[SHORT PROBLEM]: Find every line containing the word "reply" and report the count, nothing more.

[DATA LINES]:
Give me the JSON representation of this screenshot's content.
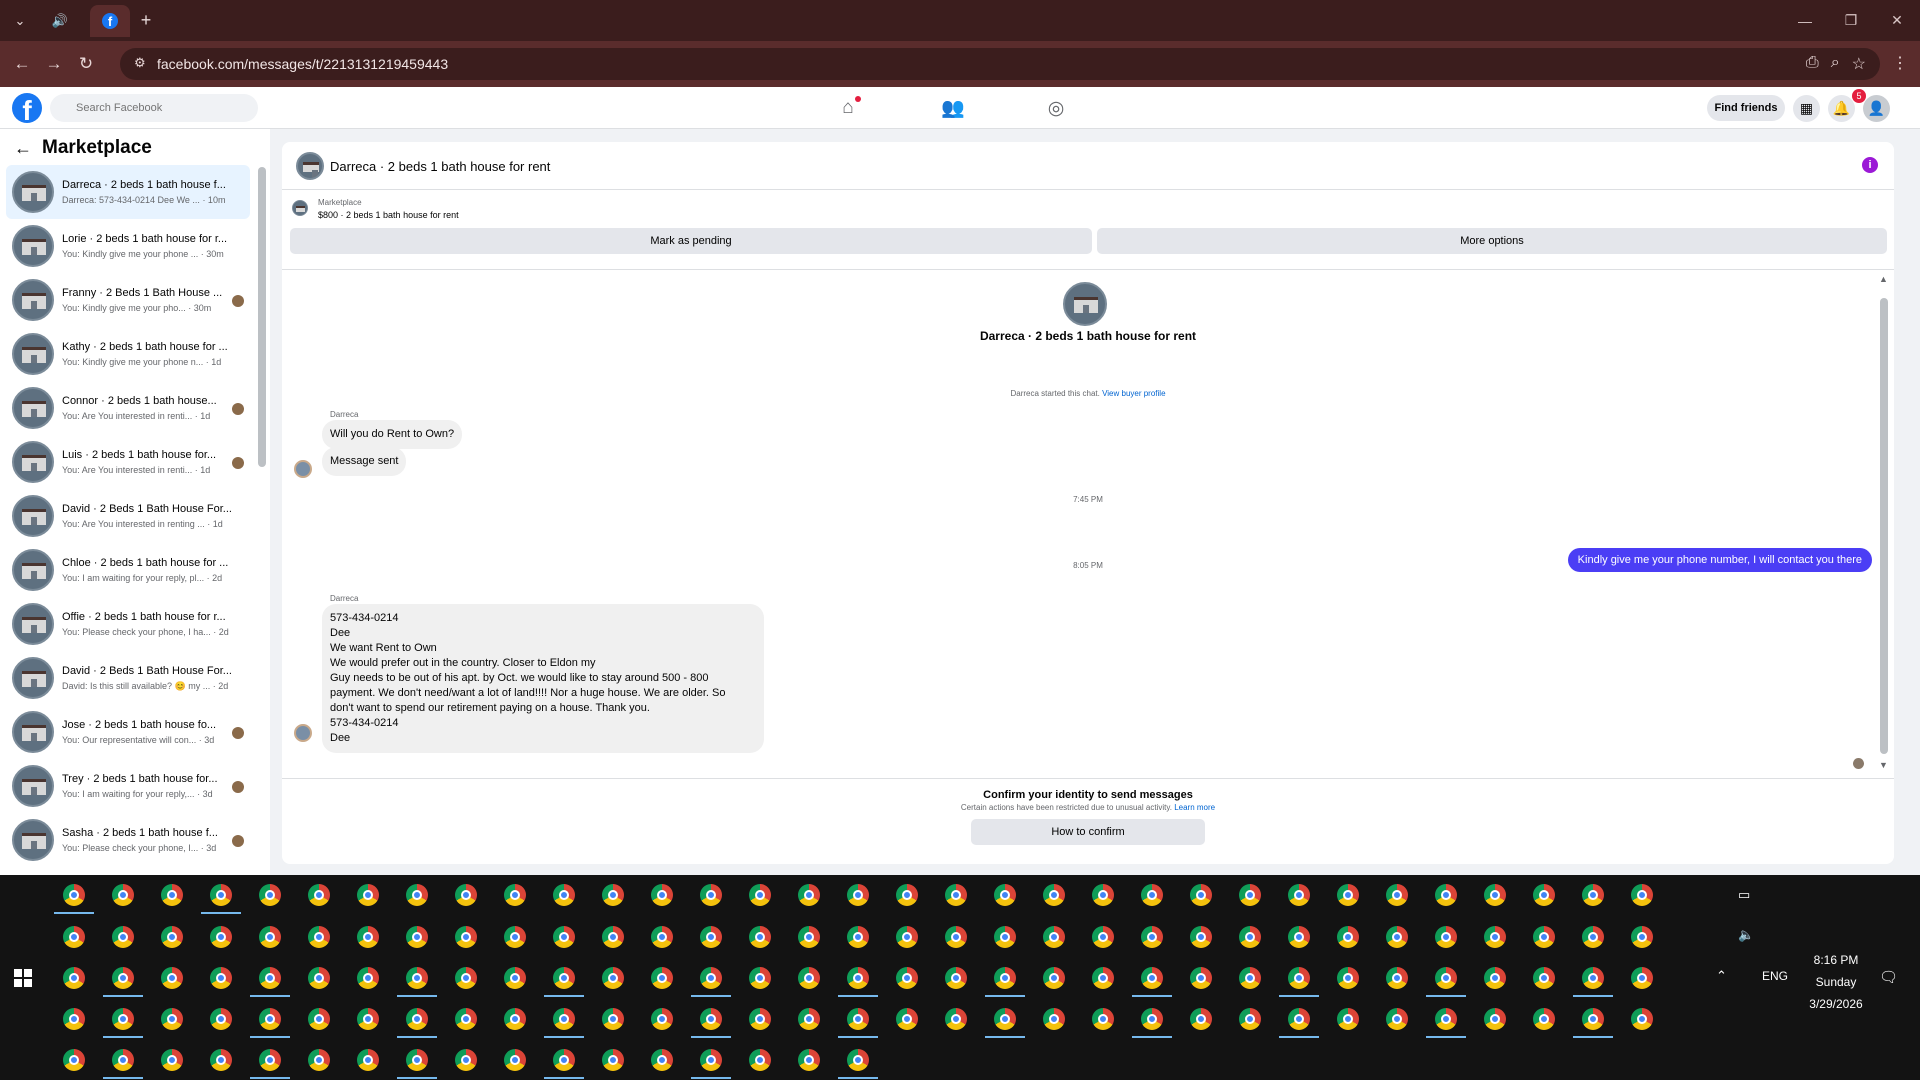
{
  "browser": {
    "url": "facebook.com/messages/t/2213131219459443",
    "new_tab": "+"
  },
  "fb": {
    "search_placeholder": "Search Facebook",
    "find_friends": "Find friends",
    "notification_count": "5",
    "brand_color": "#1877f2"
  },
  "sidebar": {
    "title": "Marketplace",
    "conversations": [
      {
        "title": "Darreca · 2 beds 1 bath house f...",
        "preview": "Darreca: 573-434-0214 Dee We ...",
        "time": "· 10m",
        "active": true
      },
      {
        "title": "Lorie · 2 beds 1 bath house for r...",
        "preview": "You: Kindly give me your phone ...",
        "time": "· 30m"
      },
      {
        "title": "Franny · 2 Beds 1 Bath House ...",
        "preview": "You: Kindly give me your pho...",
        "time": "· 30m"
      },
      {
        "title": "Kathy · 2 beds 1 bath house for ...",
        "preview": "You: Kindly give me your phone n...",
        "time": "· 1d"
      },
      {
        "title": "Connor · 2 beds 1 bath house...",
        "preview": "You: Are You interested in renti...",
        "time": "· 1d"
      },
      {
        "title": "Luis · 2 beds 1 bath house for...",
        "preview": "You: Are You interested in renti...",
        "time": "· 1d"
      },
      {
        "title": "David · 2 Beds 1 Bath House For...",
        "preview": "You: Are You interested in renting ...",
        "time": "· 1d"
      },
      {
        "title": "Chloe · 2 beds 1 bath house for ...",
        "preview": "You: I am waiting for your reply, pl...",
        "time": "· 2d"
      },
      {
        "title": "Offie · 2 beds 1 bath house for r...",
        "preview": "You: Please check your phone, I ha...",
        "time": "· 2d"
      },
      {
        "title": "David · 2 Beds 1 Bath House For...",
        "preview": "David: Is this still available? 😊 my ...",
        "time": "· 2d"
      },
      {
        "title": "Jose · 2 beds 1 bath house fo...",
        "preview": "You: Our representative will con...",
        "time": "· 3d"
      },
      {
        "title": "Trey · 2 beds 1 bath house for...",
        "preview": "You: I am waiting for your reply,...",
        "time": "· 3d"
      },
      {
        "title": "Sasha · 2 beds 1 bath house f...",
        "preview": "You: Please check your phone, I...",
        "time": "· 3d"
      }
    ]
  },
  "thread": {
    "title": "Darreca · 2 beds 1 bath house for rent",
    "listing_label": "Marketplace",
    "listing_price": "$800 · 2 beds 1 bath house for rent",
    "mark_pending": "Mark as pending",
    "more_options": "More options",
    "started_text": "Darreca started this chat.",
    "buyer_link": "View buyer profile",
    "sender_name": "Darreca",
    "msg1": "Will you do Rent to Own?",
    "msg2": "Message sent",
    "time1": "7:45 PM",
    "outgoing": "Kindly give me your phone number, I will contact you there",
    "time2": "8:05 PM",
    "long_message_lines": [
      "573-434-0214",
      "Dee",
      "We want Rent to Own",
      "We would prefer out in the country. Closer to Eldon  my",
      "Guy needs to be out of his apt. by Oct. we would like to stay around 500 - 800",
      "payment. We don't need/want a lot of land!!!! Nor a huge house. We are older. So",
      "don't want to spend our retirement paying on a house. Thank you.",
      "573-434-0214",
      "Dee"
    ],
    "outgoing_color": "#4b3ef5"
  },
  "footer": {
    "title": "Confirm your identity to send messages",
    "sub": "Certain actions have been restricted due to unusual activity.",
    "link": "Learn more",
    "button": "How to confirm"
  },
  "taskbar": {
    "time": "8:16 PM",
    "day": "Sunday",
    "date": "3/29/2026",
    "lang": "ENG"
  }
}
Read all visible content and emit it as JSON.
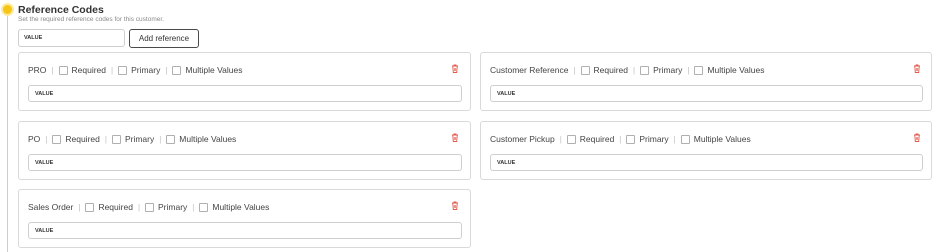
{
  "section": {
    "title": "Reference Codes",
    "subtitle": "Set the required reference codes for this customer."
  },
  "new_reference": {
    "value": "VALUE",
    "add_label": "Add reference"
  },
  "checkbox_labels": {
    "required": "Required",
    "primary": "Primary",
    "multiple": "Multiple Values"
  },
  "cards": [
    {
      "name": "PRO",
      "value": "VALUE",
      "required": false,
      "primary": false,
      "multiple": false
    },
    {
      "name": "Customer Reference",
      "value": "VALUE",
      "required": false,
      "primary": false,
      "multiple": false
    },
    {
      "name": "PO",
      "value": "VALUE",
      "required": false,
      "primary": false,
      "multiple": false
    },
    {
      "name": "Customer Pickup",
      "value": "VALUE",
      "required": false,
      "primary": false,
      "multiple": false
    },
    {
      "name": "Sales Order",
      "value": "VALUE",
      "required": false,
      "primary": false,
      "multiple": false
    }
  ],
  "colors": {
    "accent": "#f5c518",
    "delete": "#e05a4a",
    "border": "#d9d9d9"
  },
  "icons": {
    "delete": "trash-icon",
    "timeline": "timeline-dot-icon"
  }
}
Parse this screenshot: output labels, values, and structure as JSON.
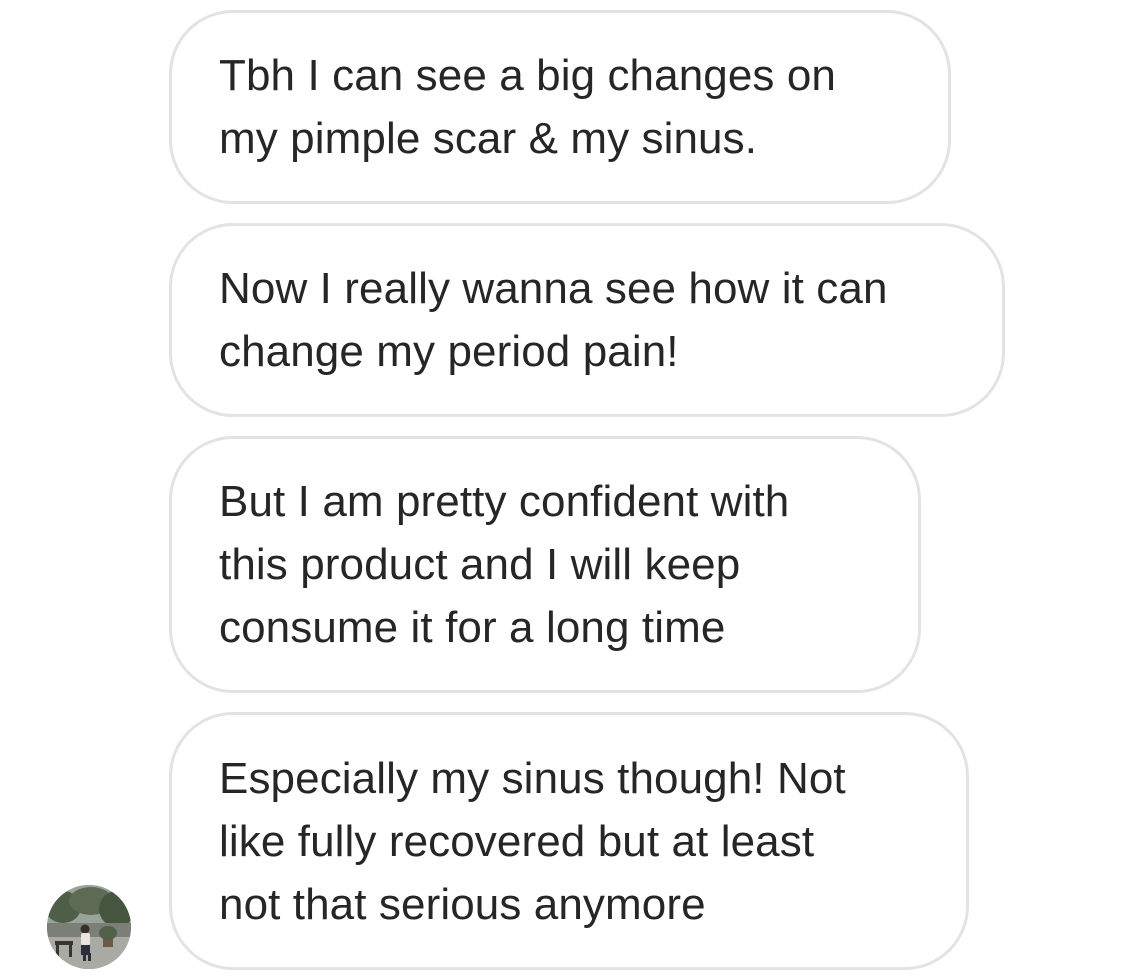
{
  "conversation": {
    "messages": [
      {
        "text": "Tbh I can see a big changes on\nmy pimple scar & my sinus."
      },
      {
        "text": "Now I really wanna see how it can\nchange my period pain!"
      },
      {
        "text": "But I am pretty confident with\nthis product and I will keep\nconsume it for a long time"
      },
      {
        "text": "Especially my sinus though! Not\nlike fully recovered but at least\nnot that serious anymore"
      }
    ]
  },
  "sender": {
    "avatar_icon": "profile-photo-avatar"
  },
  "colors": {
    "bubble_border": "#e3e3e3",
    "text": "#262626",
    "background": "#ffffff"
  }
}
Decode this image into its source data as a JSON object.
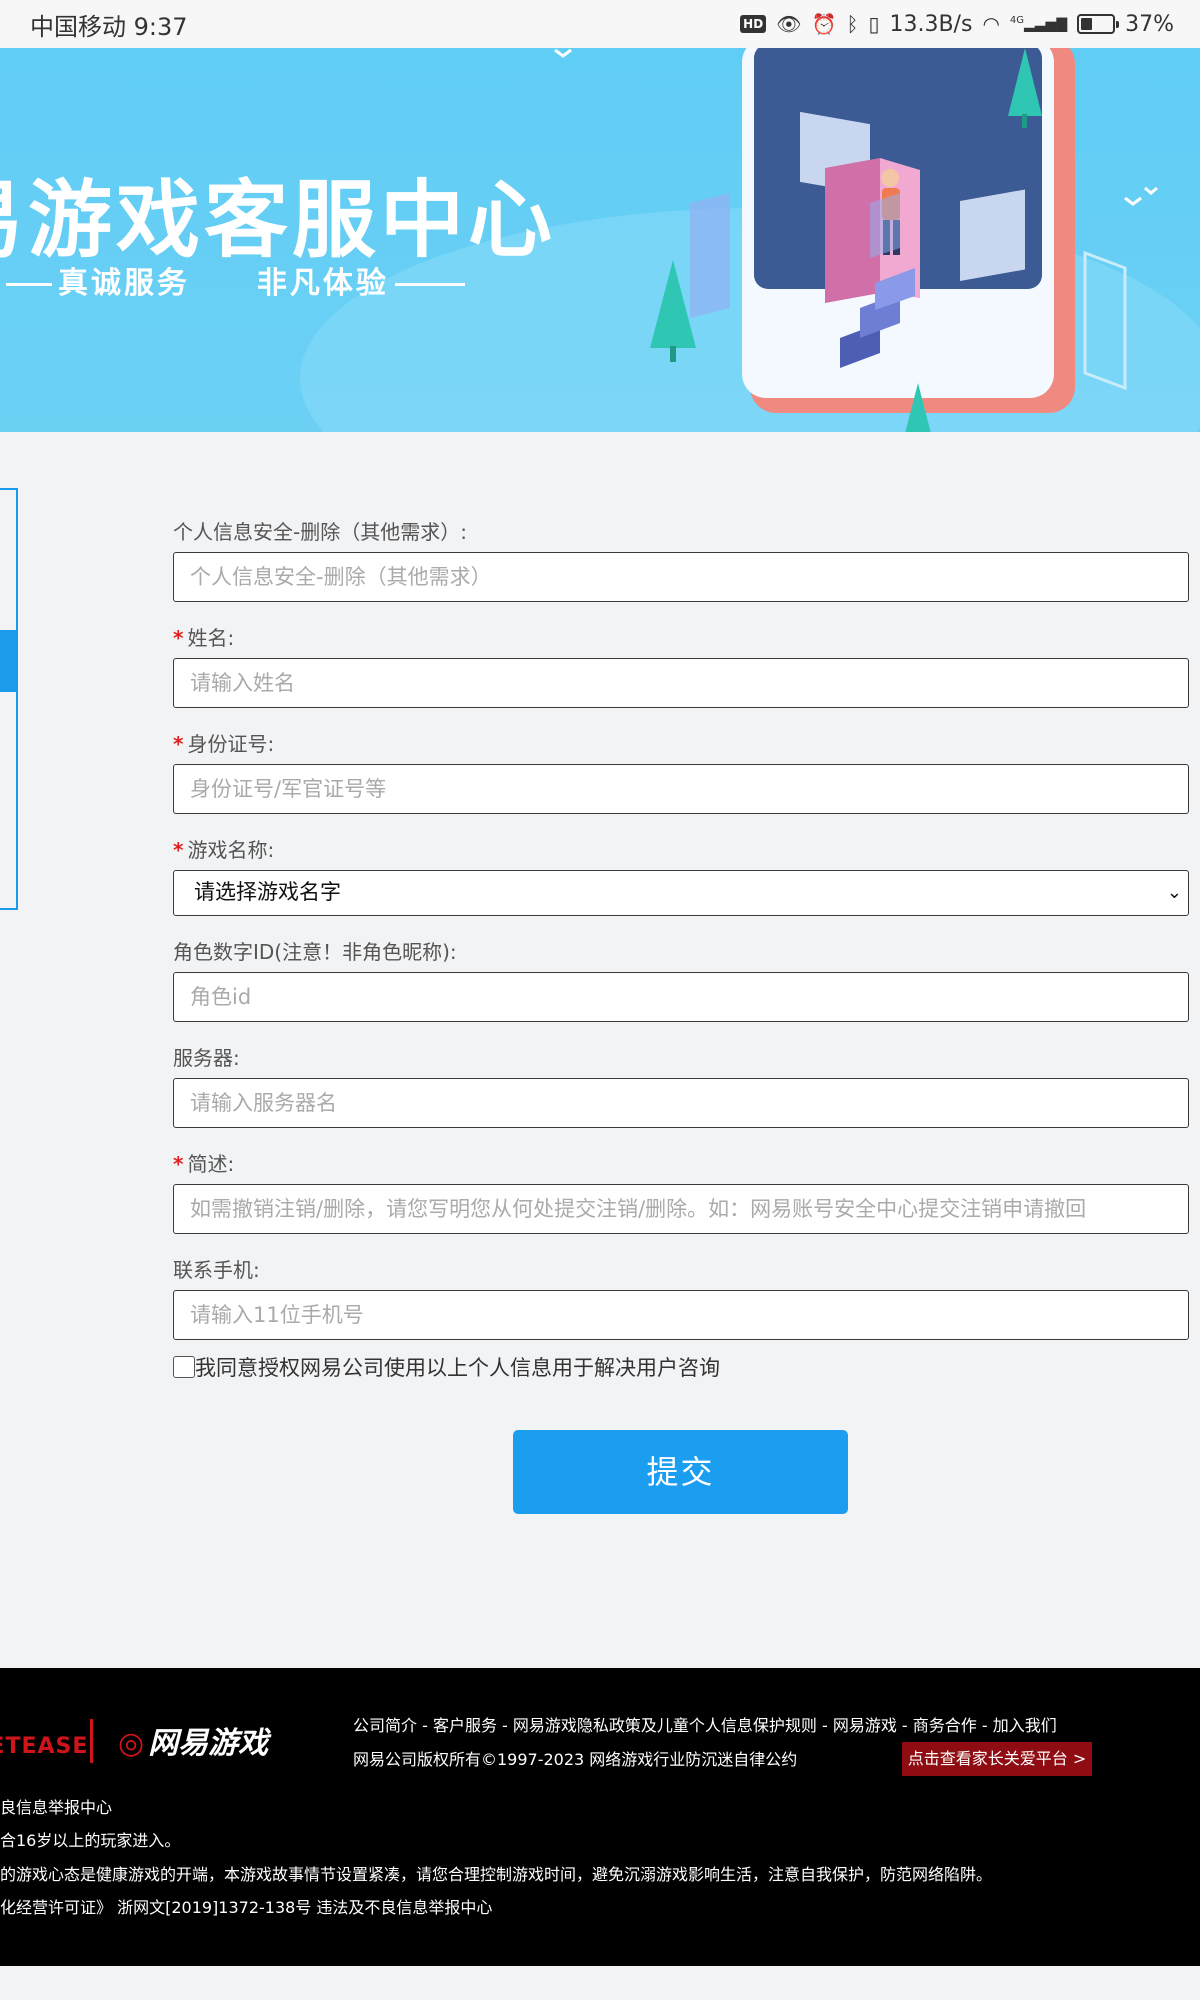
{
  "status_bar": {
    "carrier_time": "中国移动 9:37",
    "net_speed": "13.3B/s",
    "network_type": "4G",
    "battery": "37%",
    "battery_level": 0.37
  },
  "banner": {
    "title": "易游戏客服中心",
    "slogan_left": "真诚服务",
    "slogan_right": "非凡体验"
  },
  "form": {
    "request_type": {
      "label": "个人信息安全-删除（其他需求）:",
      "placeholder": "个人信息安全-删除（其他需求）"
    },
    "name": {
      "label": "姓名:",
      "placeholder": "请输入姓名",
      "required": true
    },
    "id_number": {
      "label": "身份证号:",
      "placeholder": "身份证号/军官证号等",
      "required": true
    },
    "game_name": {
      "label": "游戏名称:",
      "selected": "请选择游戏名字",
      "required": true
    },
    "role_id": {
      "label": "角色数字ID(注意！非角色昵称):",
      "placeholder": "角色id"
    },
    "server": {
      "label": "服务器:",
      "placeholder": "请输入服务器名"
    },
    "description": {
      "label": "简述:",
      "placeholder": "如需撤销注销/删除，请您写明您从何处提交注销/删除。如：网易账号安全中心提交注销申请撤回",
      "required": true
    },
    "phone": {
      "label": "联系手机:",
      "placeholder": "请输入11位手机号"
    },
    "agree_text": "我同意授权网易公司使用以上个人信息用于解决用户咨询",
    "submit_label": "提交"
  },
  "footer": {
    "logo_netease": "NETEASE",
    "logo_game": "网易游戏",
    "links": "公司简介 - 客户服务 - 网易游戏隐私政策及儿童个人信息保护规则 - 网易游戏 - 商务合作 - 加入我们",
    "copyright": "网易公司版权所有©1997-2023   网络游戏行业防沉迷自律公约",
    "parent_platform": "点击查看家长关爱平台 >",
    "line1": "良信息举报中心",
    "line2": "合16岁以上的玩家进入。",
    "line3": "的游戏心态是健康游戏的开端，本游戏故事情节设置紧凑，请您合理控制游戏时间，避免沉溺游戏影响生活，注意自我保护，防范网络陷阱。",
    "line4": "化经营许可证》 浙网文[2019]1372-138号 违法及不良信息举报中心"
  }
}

[EXERCISE SOLUTION]: 2